● Task directions
Collect the lines of the entries where "supplémentaires" shows up.

● Data section

^^^^^^^^

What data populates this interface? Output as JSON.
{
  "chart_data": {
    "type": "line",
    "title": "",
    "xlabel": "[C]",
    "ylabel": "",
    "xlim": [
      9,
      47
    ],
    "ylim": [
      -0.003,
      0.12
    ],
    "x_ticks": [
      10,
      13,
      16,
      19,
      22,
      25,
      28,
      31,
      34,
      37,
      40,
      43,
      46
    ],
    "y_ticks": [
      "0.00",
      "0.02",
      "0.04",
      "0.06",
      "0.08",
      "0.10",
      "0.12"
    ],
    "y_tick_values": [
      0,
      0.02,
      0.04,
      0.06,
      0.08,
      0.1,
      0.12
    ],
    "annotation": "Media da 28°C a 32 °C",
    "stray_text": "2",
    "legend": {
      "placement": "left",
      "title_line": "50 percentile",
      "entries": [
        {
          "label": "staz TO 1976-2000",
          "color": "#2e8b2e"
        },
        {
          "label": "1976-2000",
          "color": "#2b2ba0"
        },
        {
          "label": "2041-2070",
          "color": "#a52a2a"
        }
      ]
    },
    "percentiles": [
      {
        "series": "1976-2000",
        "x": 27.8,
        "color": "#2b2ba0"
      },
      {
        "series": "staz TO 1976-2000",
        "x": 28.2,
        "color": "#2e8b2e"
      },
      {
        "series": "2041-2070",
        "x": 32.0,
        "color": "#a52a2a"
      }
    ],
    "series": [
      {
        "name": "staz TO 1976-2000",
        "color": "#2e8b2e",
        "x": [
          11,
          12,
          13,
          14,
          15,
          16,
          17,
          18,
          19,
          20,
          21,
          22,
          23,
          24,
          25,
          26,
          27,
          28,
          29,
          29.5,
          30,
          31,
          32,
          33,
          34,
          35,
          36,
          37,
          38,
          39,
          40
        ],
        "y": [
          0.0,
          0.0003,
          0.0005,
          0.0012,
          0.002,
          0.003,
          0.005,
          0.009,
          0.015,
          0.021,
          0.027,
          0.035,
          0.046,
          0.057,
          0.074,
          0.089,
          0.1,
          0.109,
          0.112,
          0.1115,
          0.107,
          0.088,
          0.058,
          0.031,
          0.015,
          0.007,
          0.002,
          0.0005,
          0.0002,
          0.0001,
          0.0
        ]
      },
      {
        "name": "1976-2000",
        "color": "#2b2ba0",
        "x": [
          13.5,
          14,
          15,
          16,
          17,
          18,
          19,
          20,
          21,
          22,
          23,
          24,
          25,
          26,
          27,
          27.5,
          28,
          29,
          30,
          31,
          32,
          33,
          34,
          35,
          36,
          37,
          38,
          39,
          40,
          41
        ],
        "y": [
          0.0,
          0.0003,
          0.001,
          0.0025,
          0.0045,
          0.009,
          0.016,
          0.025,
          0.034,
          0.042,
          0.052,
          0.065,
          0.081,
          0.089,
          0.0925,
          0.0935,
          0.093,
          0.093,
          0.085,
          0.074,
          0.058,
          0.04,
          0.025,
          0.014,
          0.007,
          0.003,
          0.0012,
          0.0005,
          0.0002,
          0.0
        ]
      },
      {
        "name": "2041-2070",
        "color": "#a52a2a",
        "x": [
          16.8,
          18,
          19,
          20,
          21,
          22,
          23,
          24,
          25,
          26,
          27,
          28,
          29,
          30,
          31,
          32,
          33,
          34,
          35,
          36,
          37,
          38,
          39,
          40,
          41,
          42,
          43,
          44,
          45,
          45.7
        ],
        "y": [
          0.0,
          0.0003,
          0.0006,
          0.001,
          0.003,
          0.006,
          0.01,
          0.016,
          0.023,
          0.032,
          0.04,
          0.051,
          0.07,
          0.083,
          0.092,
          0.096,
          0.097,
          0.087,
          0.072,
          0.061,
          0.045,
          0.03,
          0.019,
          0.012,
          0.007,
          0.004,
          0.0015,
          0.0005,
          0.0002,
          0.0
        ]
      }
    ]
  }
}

^^^^^^^^

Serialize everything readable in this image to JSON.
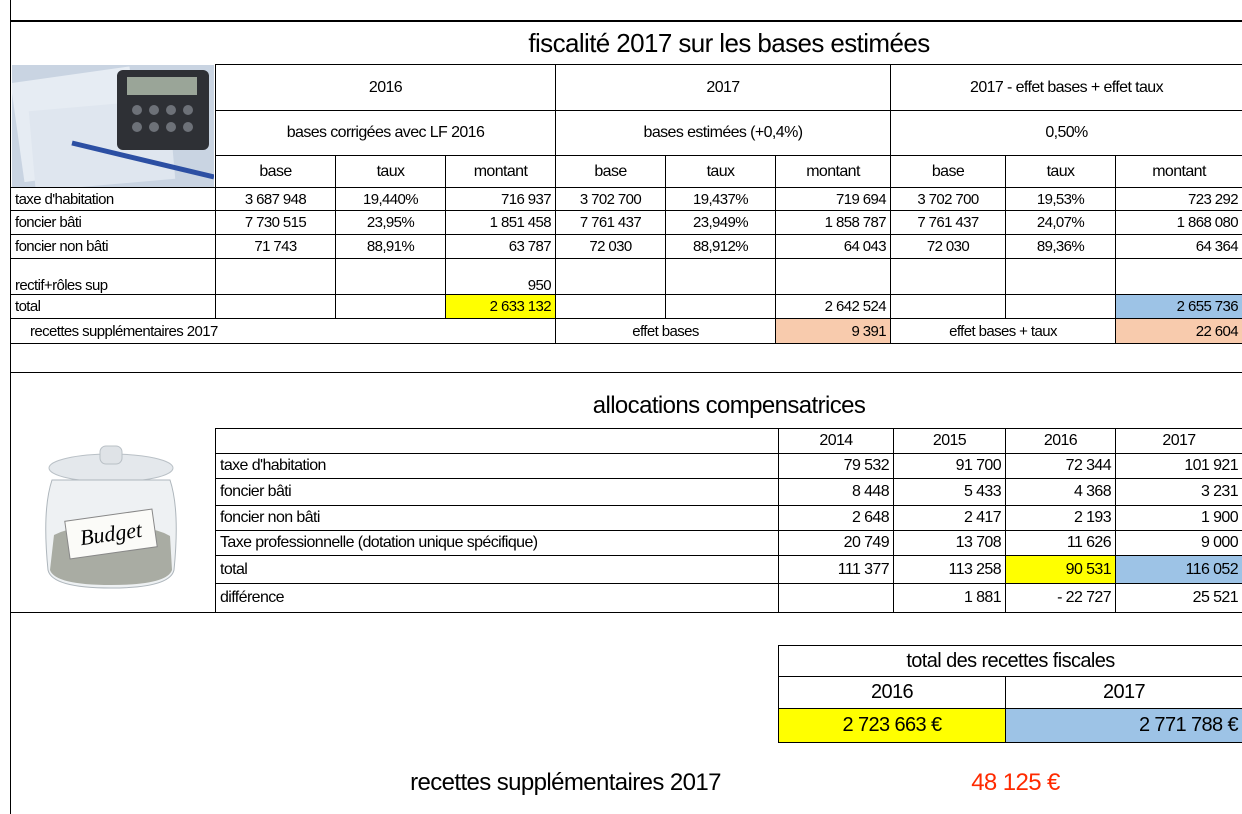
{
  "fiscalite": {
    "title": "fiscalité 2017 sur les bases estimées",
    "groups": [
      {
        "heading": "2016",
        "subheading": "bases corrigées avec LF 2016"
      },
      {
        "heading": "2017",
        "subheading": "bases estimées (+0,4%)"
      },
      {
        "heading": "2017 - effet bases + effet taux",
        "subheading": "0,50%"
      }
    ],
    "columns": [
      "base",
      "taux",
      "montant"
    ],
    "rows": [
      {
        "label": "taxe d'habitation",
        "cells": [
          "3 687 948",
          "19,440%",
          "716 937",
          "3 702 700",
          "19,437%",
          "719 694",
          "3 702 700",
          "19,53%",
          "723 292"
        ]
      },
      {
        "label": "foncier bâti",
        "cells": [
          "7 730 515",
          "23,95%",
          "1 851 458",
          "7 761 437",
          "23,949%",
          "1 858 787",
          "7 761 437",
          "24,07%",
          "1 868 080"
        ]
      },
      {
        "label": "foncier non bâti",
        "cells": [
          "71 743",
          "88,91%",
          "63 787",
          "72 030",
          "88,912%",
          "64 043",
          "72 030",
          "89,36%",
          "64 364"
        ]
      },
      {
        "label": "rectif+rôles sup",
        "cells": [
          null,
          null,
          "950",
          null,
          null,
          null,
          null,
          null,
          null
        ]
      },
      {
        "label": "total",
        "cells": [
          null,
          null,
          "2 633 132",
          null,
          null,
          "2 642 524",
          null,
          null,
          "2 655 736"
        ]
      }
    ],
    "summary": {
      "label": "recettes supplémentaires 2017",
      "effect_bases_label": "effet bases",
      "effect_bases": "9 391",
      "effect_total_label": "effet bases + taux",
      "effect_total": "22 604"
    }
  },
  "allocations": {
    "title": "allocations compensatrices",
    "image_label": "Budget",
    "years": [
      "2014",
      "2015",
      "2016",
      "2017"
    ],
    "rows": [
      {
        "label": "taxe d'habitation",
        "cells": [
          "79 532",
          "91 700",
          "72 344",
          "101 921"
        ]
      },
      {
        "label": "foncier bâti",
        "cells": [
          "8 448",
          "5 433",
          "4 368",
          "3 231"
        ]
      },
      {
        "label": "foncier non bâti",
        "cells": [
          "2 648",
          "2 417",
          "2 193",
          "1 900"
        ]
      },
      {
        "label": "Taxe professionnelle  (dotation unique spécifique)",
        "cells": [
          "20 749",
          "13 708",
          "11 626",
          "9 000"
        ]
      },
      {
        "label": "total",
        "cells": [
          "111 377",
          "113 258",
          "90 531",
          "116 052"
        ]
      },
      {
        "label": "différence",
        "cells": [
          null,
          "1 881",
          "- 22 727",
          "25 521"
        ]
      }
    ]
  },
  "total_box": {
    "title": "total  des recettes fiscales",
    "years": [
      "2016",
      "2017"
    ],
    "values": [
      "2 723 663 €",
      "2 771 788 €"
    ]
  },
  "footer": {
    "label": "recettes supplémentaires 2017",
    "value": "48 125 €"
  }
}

^^^^^^^^

● Answer to the exercise
      "label": "recettes supplémentaires 2017",
    "label": "recettes supplémentaires 2017",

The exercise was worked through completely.